____ THE RECORDS

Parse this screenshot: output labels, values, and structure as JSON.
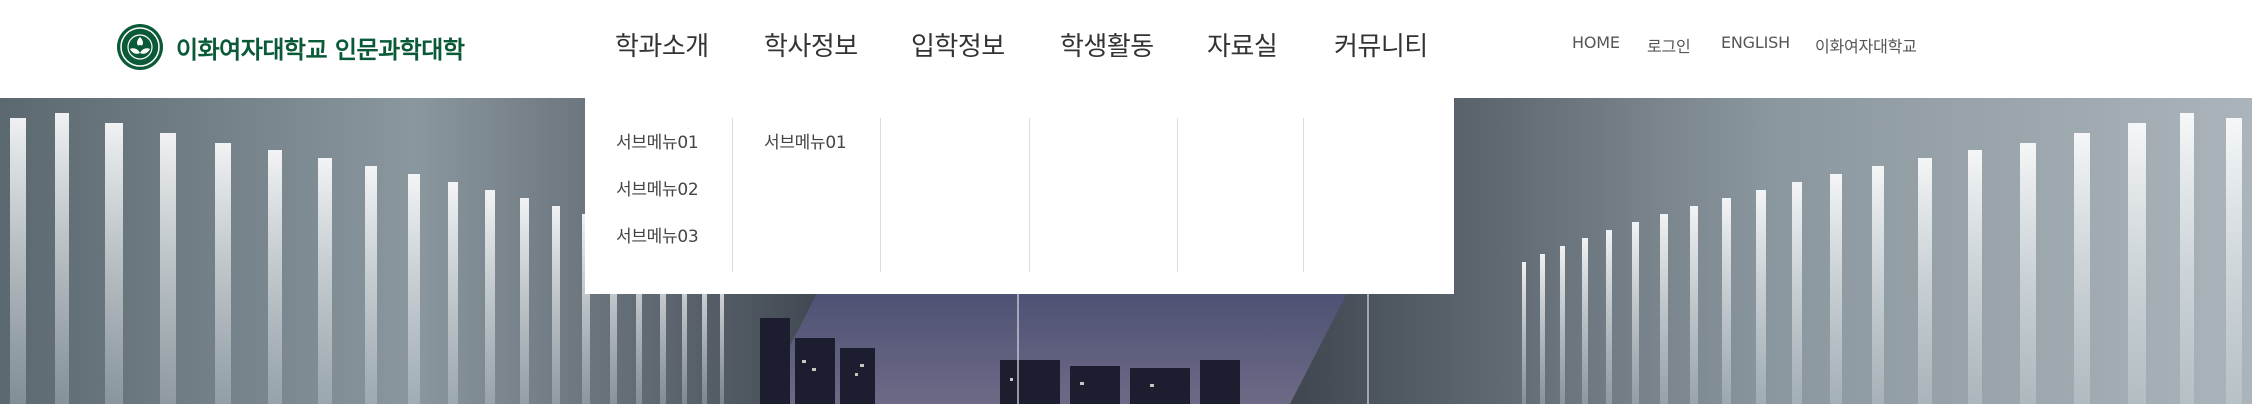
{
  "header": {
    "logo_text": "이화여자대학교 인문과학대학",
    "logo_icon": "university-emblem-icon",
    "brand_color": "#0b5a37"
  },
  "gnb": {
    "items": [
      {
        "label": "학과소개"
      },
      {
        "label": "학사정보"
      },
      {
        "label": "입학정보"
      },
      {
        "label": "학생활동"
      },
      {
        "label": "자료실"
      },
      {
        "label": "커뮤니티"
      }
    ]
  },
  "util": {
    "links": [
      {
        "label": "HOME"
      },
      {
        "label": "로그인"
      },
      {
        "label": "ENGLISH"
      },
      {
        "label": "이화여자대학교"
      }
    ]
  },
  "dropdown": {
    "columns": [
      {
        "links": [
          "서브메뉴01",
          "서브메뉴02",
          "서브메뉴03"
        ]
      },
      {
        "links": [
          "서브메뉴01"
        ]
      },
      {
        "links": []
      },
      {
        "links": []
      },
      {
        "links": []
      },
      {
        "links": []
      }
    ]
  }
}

________

Copy each line above where the string "이화여자대학교" occurs.

    "logo_text": "이화여자대학교 인문과학대학",
        "label": "이화여자대학교"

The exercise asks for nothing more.